## Begin RECORD SET

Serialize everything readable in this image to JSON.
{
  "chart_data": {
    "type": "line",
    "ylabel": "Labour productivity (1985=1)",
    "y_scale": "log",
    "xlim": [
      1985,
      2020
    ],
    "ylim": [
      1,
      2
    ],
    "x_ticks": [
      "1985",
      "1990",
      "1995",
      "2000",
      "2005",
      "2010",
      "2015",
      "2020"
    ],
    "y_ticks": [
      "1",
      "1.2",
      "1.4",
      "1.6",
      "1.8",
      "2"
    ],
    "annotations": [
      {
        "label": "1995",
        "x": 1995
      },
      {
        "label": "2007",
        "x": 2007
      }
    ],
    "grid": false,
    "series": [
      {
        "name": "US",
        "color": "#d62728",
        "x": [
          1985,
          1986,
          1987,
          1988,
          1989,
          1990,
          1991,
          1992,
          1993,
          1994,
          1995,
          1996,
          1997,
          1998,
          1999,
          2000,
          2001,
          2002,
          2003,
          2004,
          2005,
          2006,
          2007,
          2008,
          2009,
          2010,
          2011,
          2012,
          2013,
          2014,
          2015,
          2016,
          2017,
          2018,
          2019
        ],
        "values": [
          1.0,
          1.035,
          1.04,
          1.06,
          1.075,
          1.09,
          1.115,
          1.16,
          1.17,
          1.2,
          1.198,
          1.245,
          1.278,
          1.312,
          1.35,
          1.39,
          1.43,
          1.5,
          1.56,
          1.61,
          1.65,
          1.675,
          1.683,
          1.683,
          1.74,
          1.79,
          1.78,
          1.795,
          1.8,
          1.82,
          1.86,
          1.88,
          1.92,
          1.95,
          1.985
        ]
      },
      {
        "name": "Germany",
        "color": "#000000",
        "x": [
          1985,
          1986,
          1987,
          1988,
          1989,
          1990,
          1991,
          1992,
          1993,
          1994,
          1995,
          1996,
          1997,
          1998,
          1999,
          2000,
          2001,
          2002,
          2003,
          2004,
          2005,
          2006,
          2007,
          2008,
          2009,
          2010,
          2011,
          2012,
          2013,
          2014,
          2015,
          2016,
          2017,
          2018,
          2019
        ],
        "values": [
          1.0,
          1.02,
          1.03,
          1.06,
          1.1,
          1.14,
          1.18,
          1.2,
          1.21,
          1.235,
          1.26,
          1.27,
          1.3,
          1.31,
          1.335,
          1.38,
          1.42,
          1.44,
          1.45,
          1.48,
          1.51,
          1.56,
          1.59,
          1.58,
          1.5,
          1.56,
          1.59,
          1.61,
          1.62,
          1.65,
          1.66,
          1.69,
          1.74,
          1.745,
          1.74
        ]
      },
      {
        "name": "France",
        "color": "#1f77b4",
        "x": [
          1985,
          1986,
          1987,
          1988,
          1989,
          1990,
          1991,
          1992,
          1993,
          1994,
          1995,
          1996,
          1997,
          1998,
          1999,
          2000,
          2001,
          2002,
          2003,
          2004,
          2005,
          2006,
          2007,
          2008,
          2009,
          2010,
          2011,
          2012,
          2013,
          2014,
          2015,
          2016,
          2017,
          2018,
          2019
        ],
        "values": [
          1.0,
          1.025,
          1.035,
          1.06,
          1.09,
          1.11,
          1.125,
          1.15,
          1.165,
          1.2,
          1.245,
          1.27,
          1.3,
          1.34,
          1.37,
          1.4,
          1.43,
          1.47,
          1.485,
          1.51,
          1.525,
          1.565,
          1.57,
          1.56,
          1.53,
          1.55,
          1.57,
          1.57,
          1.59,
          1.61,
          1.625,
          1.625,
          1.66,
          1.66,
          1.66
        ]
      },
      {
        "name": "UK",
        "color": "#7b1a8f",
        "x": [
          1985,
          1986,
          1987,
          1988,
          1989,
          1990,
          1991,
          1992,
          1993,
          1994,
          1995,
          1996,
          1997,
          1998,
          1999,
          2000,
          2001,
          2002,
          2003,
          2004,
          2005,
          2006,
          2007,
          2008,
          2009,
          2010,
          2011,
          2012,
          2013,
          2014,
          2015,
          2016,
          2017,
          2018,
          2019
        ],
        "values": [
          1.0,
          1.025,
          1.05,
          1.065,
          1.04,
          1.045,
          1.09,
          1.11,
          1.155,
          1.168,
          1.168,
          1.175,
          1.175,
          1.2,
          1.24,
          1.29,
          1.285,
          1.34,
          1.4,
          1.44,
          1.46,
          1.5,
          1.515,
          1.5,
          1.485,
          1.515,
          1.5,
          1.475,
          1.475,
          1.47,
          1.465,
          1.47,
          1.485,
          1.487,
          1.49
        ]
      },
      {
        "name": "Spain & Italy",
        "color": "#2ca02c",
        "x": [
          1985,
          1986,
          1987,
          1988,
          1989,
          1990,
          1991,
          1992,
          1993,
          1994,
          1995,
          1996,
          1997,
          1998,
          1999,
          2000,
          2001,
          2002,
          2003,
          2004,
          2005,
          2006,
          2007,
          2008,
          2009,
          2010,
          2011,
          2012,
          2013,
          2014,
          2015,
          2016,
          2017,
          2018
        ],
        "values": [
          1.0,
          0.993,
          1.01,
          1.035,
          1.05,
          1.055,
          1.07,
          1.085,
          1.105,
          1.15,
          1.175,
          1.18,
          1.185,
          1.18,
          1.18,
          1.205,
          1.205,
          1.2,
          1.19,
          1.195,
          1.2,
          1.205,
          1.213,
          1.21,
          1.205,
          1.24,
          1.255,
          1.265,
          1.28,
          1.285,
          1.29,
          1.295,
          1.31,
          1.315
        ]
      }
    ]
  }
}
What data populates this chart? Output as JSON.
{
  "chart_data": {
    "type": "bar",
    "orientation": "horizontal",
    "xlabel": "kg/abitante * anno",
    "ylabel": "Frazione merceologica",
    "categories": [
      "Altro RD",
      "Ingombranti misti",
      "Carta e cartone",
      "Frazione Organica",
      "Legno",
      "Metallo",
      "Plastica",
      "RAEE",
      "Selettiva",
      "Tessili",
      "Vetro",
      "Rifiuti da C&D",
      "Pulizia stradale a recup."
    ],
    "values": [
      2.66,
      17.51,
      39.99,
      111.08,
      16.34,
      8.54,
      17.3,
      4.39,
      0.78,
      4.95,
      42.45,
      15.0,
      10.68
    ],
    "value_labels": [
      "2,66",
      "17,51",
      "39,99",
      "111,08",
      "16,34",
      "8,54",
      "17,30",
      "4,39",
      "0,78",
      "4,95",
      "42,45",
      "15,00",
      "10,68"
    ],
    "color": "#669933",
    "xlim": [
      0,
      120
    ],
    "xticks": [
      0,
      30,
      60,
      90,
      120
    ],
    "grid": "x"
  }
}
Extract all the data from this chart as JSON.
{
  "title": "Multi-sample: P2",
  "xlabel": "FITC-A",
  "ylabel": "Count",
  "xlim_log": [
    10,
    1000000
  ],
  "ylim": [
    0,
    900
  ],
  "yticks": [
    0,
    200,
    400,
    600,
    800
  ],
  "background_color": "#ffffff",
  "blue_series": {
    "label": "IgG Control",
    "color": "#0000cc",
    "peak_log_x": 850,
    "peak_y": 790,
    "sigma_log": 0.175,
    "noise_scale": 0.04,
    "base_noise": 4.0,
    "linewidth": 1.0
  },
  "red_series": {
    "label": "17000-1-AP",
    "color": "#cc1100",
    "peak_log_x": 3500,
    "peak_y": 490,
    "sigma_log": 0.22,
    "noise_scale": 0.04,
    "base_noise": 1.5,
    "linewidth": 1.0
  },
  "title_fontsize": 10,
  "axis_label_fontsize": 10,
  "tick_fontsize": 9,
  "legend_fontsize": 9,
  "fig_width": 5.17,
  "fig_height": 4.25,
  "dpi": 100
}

## End RECORD SET

## [STATED TASK]
Every entry must be output again, exactly as written above.

## [THE RESPONSE]
Serialize everything readable in this image to JSON.
{
  "chart_data": {
    "type": "line",
    "ylabel": "Labour productivity (1985=1)",
    "y_scale": "log",
    "xlim": [
      1985,
      2020
    ],
    "ylim": [
      1,
      2
    ],
    "x_ticks": [
      "1985",
      "1990",
      "1995",
      "2000",
      "2005",
      "2010",
      "2015",
      "2020"
    ],
    "y_ticks": [
      "1",
      "1.2",
      "1.4",
      "1.6",
      "1.8",
      "2"
    ],
    "annotations": [
      {
        "label": "1995",
        "x": 1995
      },
      {
        "label": "2007",
        "x": 2007
      }
    ],
    "grid": false,
    "series": [
      {
        "name": "US",
        "color": "#d62728",
        "x": [
          1985,
          1986,
          1987,
          1988,
          1989,
          1990,
          1991,
          1992,
          1993,
          1994,
          1995,
          1996,
          1997,
          1998,
          1999,
          2000,
          2001,
          2002,
          2003,
          2004,
          2005,
          2006,
          2007,
          2008,
          2009,
          2010,
          2011,
          2012,
          2013,
          2014,
          2015,
          2016,
          2017,
          2018,
          2019
        ],
        "values": [
          1.0,
          1.035,
          1.04,
          1.06,
          1.075,
          1.09,
          1.115,
          1.16,
          1.17,
          1.2,
          1.198,
          1.245,
          1.278,
          1.312,
          1.35,
          1.39,
          1.43,
          1.5,
          1.56,
          1.61,
          1.65,
          1.675,
          1.683,
          1.683,
          1.74,
          1.79,
          1.78,
          1.795,
          1.8,
          1.82,
          1.86,
          1.88,
          1.92,
          1.95,
          1.985
        ]
      },
      {
        "name": "Germany",
        "color": "#000000",
        "x": [
          1985,
          1986,
          1987,
          1988,
          1989,
          1990,
          1991,
          1992,
          1993,
          1994,
          1995,
          1996,
          1997,
          1998,
          1999,
          2000,
          2001,
          2002,
          2003,
          2004,
          2005,
          2006,
          2007,
          2008,
          2009,
          2010,
          2011,
          2012,
          2013,
          2014,
          2015,
          2016,
          2017,
          2018,
          2019
        ],
        "values": [
          1.0,
          1.02,
          1.03,
          1.06,
          1.1,
          1.14,
          1.18,
          1.2,
          1.21,
          1.235,
          1.26,
          1.27,
          1.3,
          1.31,
          1.335,
          1.38,
          1.42,
          1.44,
          1.45,
          1.48,
          1.51,
          1.56,
          1.59,
          1.58,
          1.5,
          1.56,
          1.59,
          1.61,
          1.62,
          1.65,
          1.66,
          1.69,
          1.74,
          1.745,
          1.74
        ]
      },
      {
        "name": "France",
        "color": "#1f77b4",
        "x": [
          1985,
          1986,
          1987,
          1988,
          1989,
          1990,
          1991,
          1992,
          1993,
          1994,
          1995,
          1996,
          1997,
          1998,
          1999,
          2000,
          2001,
          2002,
          2003,
          2004,
          2005,
          2006,
          2007,
          2008,
          2009,
          2010,
          2011,
          2012,
          2013,
          2014,
          2015,
          2016,
          2017,
          2018,
          2019
        ],
        "values": [
          1.0,
          1.025,
          1.035,
          1.06,
          1.09,
          1.11,
          1.125,
          1.15,
          1.165,
          1.2,
          1.245,
          1.27,
          1.3,
          1.34,
          1.37,
          1.4,
          1.43,
          1.47,
          1.485,
          1.51,
          1.525,
          1.565,
          1.57,
          1.56,
          1.53,
          1.55,
          1.57,
          1.57,
          1.59,
          1.61,
          1.625,
          1.625,
          1.66,
          1.66,
          1.66
        ]
      },
      {
        "name": "UK",
        "color": "#7b1a8f",
        "x": [
          1985,
          1986,
          1987,
          1988,
          1989,
          1990,
          1991,
          1992,
          1993,
          1994,
          1995,
          1996,
          1997,
          1998,
          1999,
          2000,
          2001,
          2002,
          2003,
          2004,
          2005,
          2006,
          2007,
          2008,
          2009,
          2010,
          2011,
          2012,
          2013,
          2014,
          2015,
          2016,
          2017,
          2018,
          2019
        ],
        "values": [
          1.0,
          1.025,
          1.05,
          1.065,
          1.04,
          1.045,
          1.09,
          1.11,
          1.155,
          1.168,
          1.168,
          1.175,
          1.175,
          1.2,
          1.24,
          1.29,
          1.285,
          1.34,
          1.4,
          1.44,
          1.46,
          1.5,
          1.515,
          1.5,
          1.485,
          1.515,
          1.5,
          1.475,
          1.475,
          1.47,
          1.465,
          1.47,
          1.485,
          1.487,
          1.49
        ]
      },
      {
        "name": "Spain & Italy",
        "color": "#2ca02c",
        "x": [
          1985,
          1986,
          1987,
          1988,
          1989,
          1990,
          1991,
          1992,
          1993,
          1994,
          1995,
          1996,
          1997,
          1998,
          1999,
          2000,
          2001,
          2002,
          2003,
          2004,
          2005,
          2006,
          2007,
          2008,
          2009,
          2010,
          2011,
          2012,
          2013,
          2014,
          2015,
          2016,
          2017,
          2018
        ],
        "values": [
          1.0,
          0.993,
          1.01,
          1.035,
          1.05,
          1.055,
          1.07,
          1.085,
          1.105,
          1.15,
          1.175,
          1.18,
          1.185,
          1.18,
          1.18,
          1.205,
          1.205,
          1.2,
          1.19,
          1.195,
          1.2,
          1.205,
          1.213,
          1.21,
          1.205,
          1.24,
          1.255,
          1.265,
          1.28,
          1.285,
          1.29,
          1.295,
          1.31,
          1.315
        ]
      }
    ]
  }
}
What data populates this chart? Output as JSON.
{
  "chart_data": {
    "type": "bar",
    "orientation": "horizontal",
    "xlabel": "kg/abitante * anno",
    "ylabel": "Frazione merceologica",
    "categories": [
      "Altro RD",
      "Ingombranti misti",
      "Carta e cartone",
      "Frazione Organica",
      "Legno",
      "Metallo",
      "Plastica",
      "RAEE",
      "Selettiva",
      "Tessili",
      "Vetro",
      "Rifiuti da C&D",
      "Pulizia stradale a recup."
    ],
    "values": [
      2.66,
      17.51,
      39.99,
      111.08,
      16.34,
      8.54,
      17.3,
      4.39,
      0.78,
      4.95,
      42.45,
      15.0,
      10.68
    ],
    "value_labels": [
      "2,66",
      "17,51",
      "39,99",
      "111,08",
      "16,34",
      "8,54",
      "17,30",
      "4,39",
      "0,78",
      "4,95",
      "42,45",
      "15,00",
      "10,68"
    ],
    "color": "#669933",
    "xlim": [
      0,
      120
    ],
    "xticks": [
      0,
      30,
      60,
      90,
      120
    ],
    "grid": "x"
  }
}
Extract all the data from this chart as JSON.
{
  "title": "Multi-sample: P2",
  "xlabel": "FITC-A",
  "ylabel": "Count",
  "xlim_log": [
    10,
    1000000
  ],
  "ylim": [
    0,
    900
  ],
  "yticks": [
    0,
    200,
    400,
    600,
    800
  ],
  "background_color": "#ffffff",
  "blue_series": {
    "label": "IgG Control",
    "color": "#0000cc",
    "peak_log_x": 850,
    "peak_y": 790,
    "sigma_log": 0.175,
    "noise_scale": 0.04,
    "base_noise": 4.0,
    "linewidth": 1.0
  },
  "red_series": {
    "label": "17000-1-AP",
    "color": "#cc1100",
    "peak_log_x": 3500,
    "peak_y": 490,
    "sigma_log": 0.22,
    "noise_scale": 0.04,
    "base_noise": 1.5,
    "linewidth": 1.0
  },
  "title_fontsize": 10,
  "axis_label_fontsize": 10,
  "tick_fontsize": 9,
  "legend_fontsize": 9,
  "fig_width": 5.17,
  "fig_height": 4.25,
  "dpi": 100
}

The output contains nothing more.